Task statement — Will you output all of the data below exactly, omitting the images?

------------------------

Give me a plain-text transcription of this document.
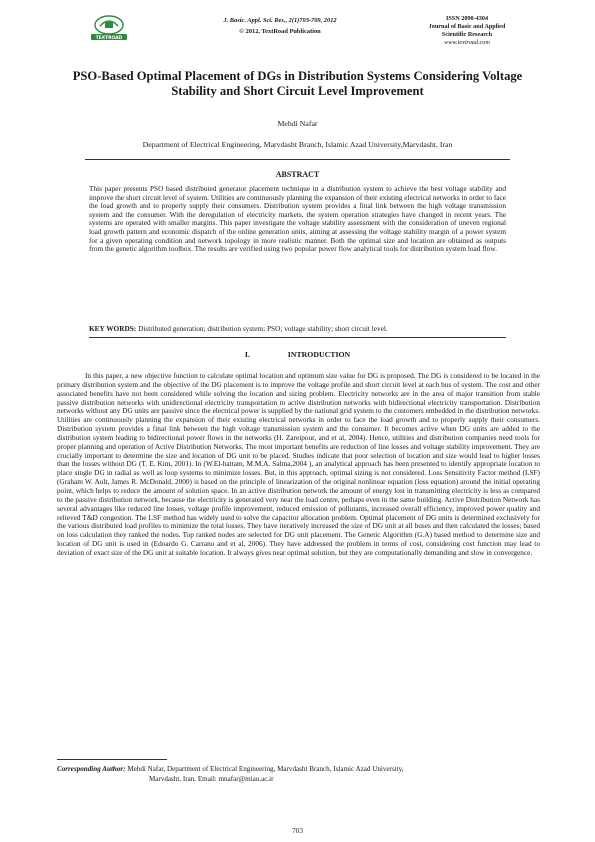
TEXTROAD
J. Basic. Appl. Sci. Res., 2(1)703-709, 2012
© 2012, TextRoad Publication
ISSN 2090-4304
Journal of Basic and Applied
Scientific Research
www.textroad.com
PSO-Based Optimal Placement of DGs in Distribution Systems Considering Voltage Stability and Short Circuit Level Improvement
Mehdi Nafar
Department of Electrical Engineering, Marvdasht Branch, Islamic Azad University,Marvdasht, Iran
ABSTRACT

This paper presents PSO based distributed generator placement technique in a distribution system to achieve the best voltage stability and improve the short circuit level of system. Utilities are continuously planning the expansion of their existing electrical networks in order to face the load growth and to properly supply their consumers. Distribution system provides a final link between the high voltage transmission system and the consumer. With the deregulation of electricity markets, the system operation strategies have changed in recent years. The systems are operated with smaller margins. This paper investigate the voltage stability assessment with the consideration of uneven regional load growth pattern and economic dispatch of the online generation units, aiming at assessing the voltage stability margin of a power system for a given operating condition and network topology in more realistic manner. Both the optimal size and location are obtained as outputs from the genetic algorithm toolbox. The results are verified using two popular power flow analytical tools for distribution system load flow.

KEY WORDS: Distributed generation; distribution system; PSO; voltage stability; short circuit level.
I.	INTRODUCTION

In this paper, a new objective function to calculate optimal location and optimum size value for DG is proposed. The DG is considered to be located in the primary distribution system and the objective of the DG placement is to improve the voltage profile and short circuit level at each bus of system. The cost and other associated benefits have not been considered while solving the location and sizing problem. Electricity networks are in the area of major transition from stable passive distribution networks with unidirectional electricity transportation to active distribution networks with bidirectional electricity transportation. Distribution networks without any DG units are passive since the electrical power is supplied by the national grid system to the customers embedded in the distribution networks. Utilities are continuously planning the expansion of their existing electrical networks in order to face the load growth and to properly supply their consumers. Distribution system provides a final link between the high voltage transmission system and the consumer. It becomes active when DG units are added to the distribution system leading to bidirectional power flows in the networks (H. Zareipour, and et al, 2004). Hence, utilities and distribution companies need tools for proper planning and operation of Active Distribution Networks. The most important benefits are reduction of line losses and voltage stability improvement. They are crucially important to determine the size and location of DG unit to be placed. Studies indicate that poor selection of location and size would lead to higher losses than the losses without DG (T. E. Kim, 2001). In (W.El-hattam, M.M.A. Salma,2004 ), an analytical approach has been presented to identify appropriate location to place single DG in radial as well as loop systems to minimize losses. But, in this approach, optimal sizing is not considered. Loss Sensitivity Factor method (LSF) (Graham W. Ault, James R. McDonald, 2000) is based on the principle of linearization of the original nonlinear equation (loss equation) around the initial operating point, which helps to reduce the amount of solution space. In an active distribution network the amount of energy lost in transmitting electricity is less as compared to the passive distribution network, because the electricity is generated very near the load centre, perhaps even in the same building. Active Distribution Network has several advantages like reduced line losses, voltage profile improvement, reduced emission of pollutants, increased overall efficiency, improved power quality and relieved T&D congestion. The LSF method has widely used to solve the capacitor allocation problem. Optimal placement of DG units is determined exclusively for the various distributed load profiles to minimize the total losses. They have iteratively increased the size of DG unit at all buses and then calculated the losses; based on loss calculation they ranked the nodes. Top ranked nodes are selected for DG unit placement. The Genetic Algorithm (G.A) based method to determine size and location of DG unit is used in (Edoardo G. Carrano and et al, 2006). They have addressed the problem in terms of cost, considering cost function may lead to deviation of exact size of the DG unit at suitable location. It always gives near optimal solution, but they are computationally demanding and slow in convergence.

Corresponding Author: Mehdi Nafar, Department of Electrical Engineering, Marvdasht Branch, Islamic Azad University,
Marvdasht, Iran. Email: mnafar@miau.ac.ir
703
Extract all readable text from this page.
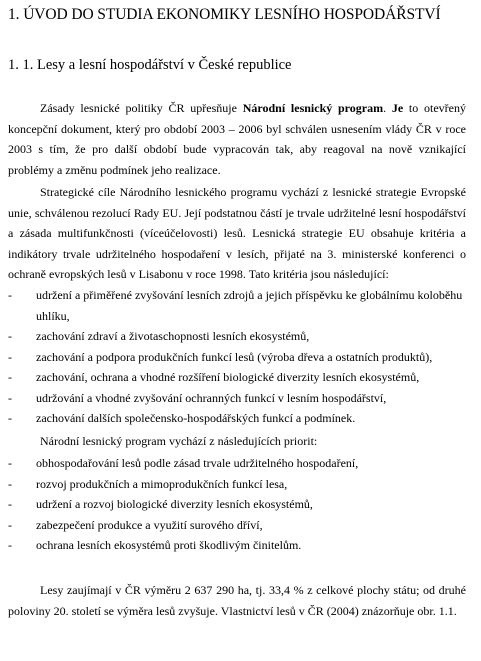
1. ÚVOD DO STUDIA EKONOMIKY LESNÍHO HOSPODÁŘSTVÍ
1. 1. Lesy a lesní hospodářství v České republice
Zásady lesnické politiky ČR upřesňuje Národní lesnický program. Je to otevřený koncepční dokument, který pro období 2003 – 2006 byl schválen usnesením vlády ČR v roce 2003 s tím, že pro další období bude vypracován tak, aby reagoval na nově vznikající problémy a změnu podmínek jeho realizace.
Strategické cíle Národního lesnického programu vychází z lesnické strategie Evropské unie, schválenou rezolucí Rady EU. Její podstatnou částí je trvale udržitelné lesní hospodářství a zásada multifunkčnosti (víceúčelovosti) lesů. Lesnická strategie EU obsahuje kritéria a indikátory trvale udržitelného hospodaření v lesích, přijaté na 3. ministerské konferenci o ochraně evropských lesů v Lisabonu v roce 1998. Tato kritéria jsou následující:
- udržení a přiměřené zvyšování lesních zdrojů a jejich příspěvku ke globálnímu koloběhu uhlíku,
- zachování zdraví a životaschopnosti lesních ekosystémů,
- zachování a podpora produkčních funkcí lesů (výroba dřeva a ostatních produktů),
- zachování, ochrana a vhodné rozšíření biologické diverzity lesních ekosystémů,
- udržování a vhodné zvyšování ochranných funkcí v lesním hospodářství,
- zachování dalších společensko-hospodářských funkcí a podmínek.
Národní lesnický program vychází z následujících priorit:
- obhospodařování lesů podle zásad trvale udržitelného hospodaření,
- rozvoj produkčních a mimoprodukčních funkcí lesa,
- udržení a rozvoj biologické diverzity lesních ekosystémů,
- zabezpečení produkce a využití surového dříví,
- ochrana lesních ekosystémů proti škodlivým činitelům.
Lesy zaujímají v ČR výměru 2 637 290 ha, tj. 33,4 % z celkové plochy státu; od druhé poloviny 20. století se výměra lesů zvyšuje. Vlastnictví lesů v ČR (2004) znázorňuje obr. 1.1.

------------------------

Exercise answer —
Give me a plain-text transcription of this document.
TEXTROAD
J. Basic. Appl. Sci. Res., 2(1)703-709, 2012
© 2012, TextRoad Publication
ISSN 2090-4304
Journal of Basic and Applied
Scientific Research
www.textroad.com
PSO-Based Optimal Placement of DGs in Distribution Systems Considering Voltage Stability and Short Circuit Level Improvement
Mehdi Nafar
Department of Electrical Engineering, Marvdasht Branch, Islamic Azad University,Marvdasht, Iran
ABSTRACT

This paper presents PSO based distributed generator placement technique in a distribution system to achieve the best voltage stability and improve the short circuit level of system. Utilities are continuously planning the expansion of their existing electrical networks in order to face the load growth and to properly supply their consumers. Distribution system provides a final link between the high voltage transmission system and the consumer. With the deregulation of electricity markets, the system operation strategies have changed in recent years. The systems are operated with smaller margins. This paper investigate the voltage stability assessment with the consideration of uneven regional load growth pattern and economic dispatch of the online generation units, aiming at assessing the voltage stability margin of a power system for a given operating condition and network topology in more realistic manner. Both the optimal size and location are obtained as outputs from the genetic algorithm toolbox. The results are verified using two popular power flow analytical tools for distribution system load flow.

KEY WORDS: Distributed generation; distribution system; PSO; voltage stability; short circuit level.
I.	INTRODUCTION

In this paper, a new objective function to calculate optimal location and optimum size value for DG is proposed. The DG is considered to be located in the primary distribution system and the objective of the DG placement is to improve the voltage profile and short circuit level at each bus of system. The cost and other associated benefits have not been considered while solving the location and sizing problem. Electricity networks are in the area of major transition from stable passive distribution networks with unidirectional electricity transportation to active distribution networks with bidirectional electricity transportation. Distribution networks without any DG units are passive since the electrical power is supplied by the national grid system to the customers embedded in the distribution networks. Utilities are continuously planning the expansion of their existing electrical networks in order to face the load growth and to properly supply their consumers. Distribution system provides a final link between the high voltage transmission system and the consumer. It becomes active when DG units are added to the distribution system leading to bidirectional power flows in the networks (H. Zareipour, and et al, 2004). Hence, utilities and distribution companies need tools for proper planning and operation of Active Distribution Networks. The most important benefits are reduction of line losses and voltage stability improvement. They are crucially important to determine the size and location of DG unit to be placed. Studies indicate that poor selection of location and size would lead to higher losses than the losses without DG (T. E. Kim, 2001). In (W.El-hattam, M.M.A. Salma,2004 ), an analytical approach has been presented to identify appropriate location to place single DG in radial as well as loop systems to minimize losses. But, in this approach, optimal sizing is not considered. Loss Sensitivity Factor method (LSF) (Graham W. Ault, James R. McDonald, 2000) is based on the principle of linearization of the original nonlinear equation (loss equation) around the initial operating point, which helps to reduce the amount of solution space. In an active distribution network the amount of energy lost in transmitting electricity is less as compared to the passive distribution network, because the electricity is generated very near the load centre, perhaps even in the same building. Active Distribution Network has several advantages like reduced line losses, voltage profile improvement, reduced emission of pollutants, increased overall efficiency, improved power quality and relieved T&D congestion. The LSF method has widely used to solve the capacitor allocation problem. Optimal placement of DG units is determined exclusively for the various distributed load profiles to minimize the total losses. They have iteratively increased the size of DG unit at all buses and then calculated the losses; based on loss calculation they ranked the nodes. Top ranked nodes are selected for DG unit placement. The Genetic Algorithm (G.A) based method to determine size and location of DG unit is used in (Edoardo G. Carrano and et al, 2006). They have addressed the problem in terms of cost, considering cost function may lead to deviation of exact size of the DG unit at suitable location. It always gives near optimal solution, but they are computationally demanding and slow in convergence.

Corresponding Author: Mehdi Nafar, Department of Electrical Engineering, Marvdasht Branch, Islamic Azad University,
Marvdasht, Iran. Email: mnafar@miau.ac.ir
703
Extract all readable text from this page.
1. ÚVOD DO STUDIA EKONOMIKY LESNÍHO HOSPODÁŘSTVÍ
1. 1. Lesy a lesní hospodářství v České republice
Zásady lesnické politiky ČR upřesňuje Národní lesnický program. Je to otevřený koncepční dokument, který pro období 2003 – 2006 byl schválen usnesením vlády ČR v roce 2003 s tím, že pro další období bude vypracován tak, aby reagoval na nově vznikající problémy a změnu podmínek jeho realizace.
Strategické cíle Národního lesnického programu vychází z lesnické strategie Evropské unie, schválenou rezolucí Rady EU. Její podstatnou částí je trvale udržitelné lesní hospodářství a zásada multifunkčnosti (víceúčelovosti) lesů. Lesnická strategie EU obsahuje kritéria a indikátory trvale udržitelného hospodaření v lesích, přijaté na 3. ministerské konferenci o ochraně evropských lesů v Lisabonu v roce 1998. Tato kritéria jsou následující:
- udržení a přiměřené zvyšování lesních zdrojů a jejich příspěvku ke globálnímu koloběhu uhlíku,
- zachování zdraví a životaschopnosti lesních ekosystémů,
- zachování a podpora produkčních funkcí lesů (výroba dřeva a ostatních produktů),
- zachování, ochrana a vhodné rozšíření biologické diverzity lesních ekosystémů,
- udržování a vhodné zvyšování ochranných funkcí v lesním hospodářství,
- zachování dalších společensko-hospodářských funkcí a podmínek.
Národní lesnický program vychází z následujících priorit:
- obhospodařování lesů podle zásad trvale udržitelného hospodaření,
- rozvoj produkčních a mimoprodukčních funkcí lesa,
- udržení a rozvoj biologické diverzity lesních ekosystémů,
- zabezpečení produkce a využití surového dříví,
- ochrana lesních ekosystémů proti škodlivým činitelům.
Lesy zaujímají v ČR výměru 2 637 290 ha, tj. 33,4 % z celkové plochy státu; od druhé poloviny 20. století se výměra lesů zvyšuje. Vlastnictví lesů v ČR (2004) znázorňuje obr. 1.1.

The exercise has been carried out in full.